[begin Working data]

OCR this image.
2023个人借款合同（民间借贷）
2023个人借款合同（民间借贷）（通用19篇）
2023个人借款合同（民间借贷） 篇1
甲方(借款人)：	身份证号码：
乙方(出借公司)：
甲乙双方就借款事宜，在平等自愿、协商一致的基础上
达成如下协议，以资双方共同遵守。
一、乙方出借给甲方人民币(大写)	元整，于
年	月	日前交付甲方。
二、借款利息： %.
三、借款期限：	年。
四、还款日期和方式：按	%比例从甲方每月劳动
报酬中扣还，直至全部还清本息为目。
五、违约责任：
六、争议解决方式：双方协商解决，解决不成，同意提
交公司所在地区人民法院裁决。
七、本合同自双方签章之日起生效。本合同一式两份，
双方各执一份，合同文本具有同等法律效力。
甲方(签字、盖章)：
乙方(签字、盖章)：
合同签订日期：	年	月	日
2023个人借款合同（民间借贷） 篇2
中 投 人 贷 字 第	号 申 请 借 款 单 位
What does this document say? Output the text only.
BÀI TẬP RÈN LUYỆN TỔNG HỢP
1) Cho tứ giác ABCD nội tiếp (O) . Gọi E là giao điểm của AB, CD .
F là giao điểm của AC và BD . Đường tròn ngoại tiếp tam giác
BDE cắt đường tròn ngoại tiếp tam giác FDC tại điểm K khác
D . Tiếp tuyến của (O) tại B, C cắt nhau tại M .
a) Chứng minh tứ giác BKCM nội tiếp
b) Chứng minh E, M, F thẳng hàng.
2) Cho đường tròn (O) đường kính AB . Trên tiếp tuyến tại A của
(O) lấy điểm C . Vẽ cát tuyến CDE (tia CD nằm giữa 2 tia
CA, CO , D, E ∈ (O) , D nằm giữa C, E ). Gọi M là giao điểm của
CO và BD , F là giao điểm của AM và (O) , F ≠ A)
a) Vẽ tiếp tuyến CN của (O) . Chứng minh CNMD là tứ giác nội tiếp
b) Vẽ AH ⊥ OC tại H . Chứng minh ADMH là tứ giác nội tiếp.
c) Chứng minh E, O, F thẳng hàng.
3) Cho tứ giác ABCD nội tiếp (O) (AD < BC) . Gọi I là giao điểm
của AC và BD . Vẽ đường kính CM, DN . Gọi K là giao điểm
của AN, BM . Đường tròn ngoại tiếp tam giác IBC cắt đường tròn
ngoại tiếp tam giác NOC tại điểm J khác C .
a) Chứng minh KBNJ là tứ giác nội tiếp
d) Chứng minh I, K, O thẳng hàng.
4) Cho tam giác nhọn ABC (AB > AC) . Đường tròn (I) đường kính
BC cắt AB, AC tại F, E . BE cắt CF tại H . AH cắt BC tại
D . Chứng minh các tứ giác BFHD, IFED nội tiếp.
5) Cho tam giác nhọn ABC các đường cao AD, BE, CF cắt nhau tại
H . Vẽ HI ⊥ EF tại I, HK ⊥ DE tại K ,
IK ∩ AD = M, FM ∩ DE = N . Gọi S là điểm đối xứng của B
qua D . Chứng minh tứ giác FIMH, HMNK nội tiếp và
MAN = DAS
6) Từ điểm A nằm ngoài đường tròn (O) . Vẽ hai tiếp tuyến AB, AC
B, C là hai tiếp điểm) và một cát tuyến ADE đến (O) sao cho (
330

[end Working data]

Retype the records in full. Keep every line identical to the original.

OCR this image.
2023个人借款合同（民间借贷）
2023个人借款合同（民间借贷）（通用19篇）
2023个人借款合同（民间借贷） 篇1
甲方(借款人)：	身份证号码：
乙方(出借公司)：
甲乙双方就借款事宜，在平等自愿、协商一致的基础上
达成如下协议，以资双方共同遵守。
一、乙方出借给甲方人民币(大写)	元整，于
年	月	日前交付甲方。
二、借款利息： %.
三、借款期限：	年。
四、还款日期和方式：按	%比例从甲方每月劳动
报酬中扣还，直至全部还清本息为目。
五、违约责任：
六、争议解决方式：双方协商解决，解决不成，同意提
交公司所在地区人民法院裁决。
七、本合同自双方签章之日起生效。本合同一式两份，
双方各执一份，合同文本具有同等法律效力。
甲方(签字、盖章)：
乙方(签字、盖章)：
合同签订日期：	年	月	日
2023个人借款合同（民间借贷） 篇2
中 投 人 贷 字 第	号 申 请 借 款 单 位
What does this document say? Output the text only.
BÀI TẬP RÈN LUYỆN TỔNG HỢP
1) Cho tứ giác ABCD nội tiếp (O) . Gọi E là giao điểm của AB, CD .
F là giao điểm của AC và BD . Đường tròn ngoại tiếp tam giác
BDE cắt đường tròn ngoại tiếp tam giác FDC tại điểm K khác
D . Tiếp tuyến của (O) tại B, C cắt nhau tại M .
a) Chứng minh tứ giác BKCM nội tiếp
b) Chứng minh E, M, F thẳng hàng.
2) Cho đường tròn (O) đường kính AB . Trên tiếp tuyến tại A của
(O) lấy điểm C . Vẽ cát tuyến CDE (tia CD nằm giữa 2 tia
CA, CO , D, E ∈ (O) , D nằm giữa C, E ). Gọi M là giao điểm của
CO và BD , F là giao điểm của AM và (O) , F ≠ A)
a) Vẽ tiếp tuyến CN của (O) . Chứng minh CNMD là tứ giác nội tiếp
b) Vẽ AH ⊥ OC tại H . Chứng minh ADMH là tứ giác nội tiếp.
c) Chứng minh E, O, F thẳng hàng.
3) Cho tứ giác ABCD nội tiếp (O) (AD < BC) . Gọi I là giao điểm
của AC và BD . Vẽ đường kính CM, DN . Gọi K là giao điểm
của AN, BM . Đường tròn ngoại tiếp tam giác IBC cắt đường tròn
ngoại tiếp tam giác NOC tại điểm J khác C .
a) Chứng minh KBNJ là tứ giác nội tiếp
d) Chứng minh I, K, O thẳng hàng.
4) Cho tam giác nhọn ABC (AB > AC) . Đường tròn (I) đường kính
BC cắt AB, AC tại F, E . BE cắt CF tại H . AH cắt BC tại
D . Chứng minh các tứ giác BFHD, IFED nội tiếp.
5) Cho tam giác nhọn ABC các đường cao AD, BE, CF cắt nhau tại
H . Vẽ HI ⊥ EF tại I, HK ⊥ DE tại K ,
IK ∩ AD = M, FM ∩ DE = N . Gọi S là điểm đối xứng của B
qua D . Chứng minh tứ giác FIMH, HMNK nội tiếp và
MAN = DAS
6) Từ điểm A nằm ngoài đường tròn (O) . Vẽ hai tiếp tuyến AB, AC
B, C là hai tiếp điểm) và một cát tuyến ADE đến (O) sao cho (
330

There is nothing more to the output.